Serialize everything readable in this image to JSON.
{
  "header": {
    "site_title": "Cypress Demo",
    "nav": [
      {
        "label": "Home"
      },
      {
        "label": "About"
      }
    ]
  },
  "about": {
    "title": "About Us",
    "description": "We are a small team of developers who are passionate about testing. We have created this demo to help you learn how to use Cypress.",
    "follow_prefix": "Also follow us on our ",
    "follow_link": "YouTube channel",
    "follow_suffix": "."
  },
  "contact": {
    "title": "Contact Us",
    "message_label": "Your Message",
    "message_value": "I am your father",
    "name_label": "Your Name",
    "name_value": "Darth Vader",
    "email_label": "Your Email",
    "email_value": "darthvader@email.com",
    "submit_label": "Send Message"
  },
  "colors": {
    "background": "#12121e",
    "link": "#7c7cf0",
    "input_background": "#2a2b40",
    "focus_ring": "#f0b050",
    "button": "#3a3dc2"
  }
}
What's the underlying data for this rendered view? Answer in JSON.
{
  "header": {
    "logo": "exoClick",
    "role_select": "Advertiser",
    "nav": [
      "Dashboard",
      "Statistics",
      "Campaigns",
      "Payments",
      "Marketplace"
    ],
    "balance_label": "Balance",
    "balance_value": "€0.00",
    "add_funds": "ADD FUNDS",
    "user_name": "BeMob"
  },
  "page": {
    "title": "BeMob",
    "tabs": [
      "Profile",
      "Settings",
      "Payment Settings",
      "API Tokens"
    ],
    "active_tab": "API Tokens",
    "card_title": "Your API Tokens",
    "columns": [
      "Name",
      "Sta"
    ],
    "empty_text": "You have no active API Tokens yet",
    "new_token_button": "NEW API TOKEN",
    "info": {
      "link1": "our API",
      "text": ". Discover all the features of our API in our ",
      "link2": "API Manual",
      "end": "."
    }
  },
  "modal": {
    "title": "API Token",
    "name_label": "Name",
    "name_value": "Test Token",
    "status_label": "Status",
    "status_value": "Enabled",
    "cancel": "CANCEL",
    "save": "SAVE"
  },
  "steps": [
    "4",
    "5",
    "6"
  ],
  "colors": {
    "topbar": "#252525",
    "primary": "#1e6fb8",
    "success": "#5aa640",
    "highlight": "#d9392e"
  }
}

* * * * *

_Requirement_. Filter the records above for lines containing the word "have", and copy those lines.

_Task output_.
    "description": "We are a small team of developers who are passionate about testing. We have created this demo to help you learn how to use Cypress.",
    "empty_text": "You have no active API Tokens yet",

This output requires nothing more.